··· Records ···
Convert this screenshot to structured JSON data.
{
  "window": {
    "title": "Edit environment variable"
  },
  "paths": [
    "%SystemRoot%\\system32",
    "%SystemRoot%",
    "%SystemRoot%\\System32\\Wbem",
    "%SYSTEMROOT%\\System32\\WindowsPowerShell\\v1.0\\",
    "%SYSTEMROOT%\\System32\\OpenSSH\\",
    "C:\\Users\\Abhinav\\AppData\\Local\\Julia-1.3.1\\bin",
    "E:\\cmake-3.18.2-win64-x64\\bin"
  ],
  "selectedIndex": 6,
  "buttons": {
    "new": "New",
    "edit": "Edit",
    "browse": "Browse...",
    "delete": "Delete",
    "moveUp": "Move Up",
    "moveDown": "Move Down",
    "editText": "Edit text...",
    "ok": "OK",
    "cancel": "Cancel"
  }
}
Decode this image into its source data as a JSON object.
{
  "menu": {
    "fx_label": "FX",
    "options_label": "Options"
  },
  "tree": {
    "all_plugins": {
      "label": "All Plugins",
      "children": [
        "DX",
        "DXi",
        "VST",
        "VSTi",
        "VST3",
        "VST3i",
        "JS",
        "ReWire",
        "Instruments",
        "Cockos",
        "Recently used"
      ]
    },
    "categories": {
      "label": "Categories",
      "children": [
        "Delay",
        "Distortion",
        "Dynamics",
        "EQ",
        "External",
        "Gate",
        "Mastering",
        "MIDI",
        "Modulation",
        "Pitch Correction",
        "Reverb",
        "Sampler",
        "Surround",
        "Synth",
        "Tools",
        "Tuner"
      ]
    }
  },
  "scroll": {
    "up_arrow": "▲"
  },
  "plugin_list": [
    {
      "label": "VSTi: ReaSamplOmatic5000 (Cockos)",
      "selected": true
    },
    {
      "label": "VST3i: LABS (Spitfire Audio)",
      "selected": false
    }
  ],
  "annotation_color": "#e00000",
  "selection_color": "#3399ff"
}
···
[Exercise requirements]: Each line of the listing should be copied exactly.

[Written solution]:
Convert this screenshot to structured JSON data.
{
  "window": {
    "title": "Edit environment variable"
  },
  "paths": [
    "%SystemRoot%\\system32",
    "%SystemRoot%",
    "%SystemRoot%\\System32\\Wbem",
    "%SYSTEMROOT%\\System32\\WindowsPowerShell\\v1.0\\",
    "%SYSTEMROOT%\\System32\\OpenSSH\\",
    "C:\\Users\\Abhinav\\AppData\\Local\\Julia-1.3.1\\bin",
    "E:\\cmake-3.18.2-win64-x64\\bin"
  ],
  "selectedIndex": 6,
  "buttons": {
    "new": "New",
    "edit": "Edit",
    "browse": "Browse...",
    "delete": "Delete",
    "moveUp": "Move Up",
    "moveDown": "Move Down",
    "editText": "Edit text...",
    "ok": "OK",
    "cancel": "Cancel"
  }
}
Decode this image into its source data as a JSON object.
{
  "menu": {
    "fx_label": "FX",
    "options_label": "Options"
  },
  "tree": {
    "all_plugins": {
      "label": "All Plugins",
      "children": [
        "DX",
        "DXi",
        "VST",
        "VSTi",
        "VST3",
        "VST3i",
        "JS",
        "ReWire",
        "Instruments",
        "Cockos",
        "Recently used"
      ]
    },
    "categories": {
      "label": "Categories",
      "children": [
        "Delay",
        "Distortion",
        "Dynamics",
        "EQ",
        "External",
        "Gate",
        "Mastering",
        "MIDI",
        "Modulation",
        "Pitch Correction",
        "Reverb",
        "Sampler",
        "Surround",
        "Synth",
        "Tools",
        "Tuner"
      ]
    }
  },
  "scroll": {
    "up_arrow": "▲"
  },
  "plugin_list": [
    {
      "label": "VSTi: ReaSamplOmatic5000 (Cockos)",
      "selected": true
    },
    {
      "label": "VST3i: LABS (Spitfire Audio)",
      "selected": false
    }
  ],
  "annotation_color": "#e00000",
  "selection_color": "#3399ff"
}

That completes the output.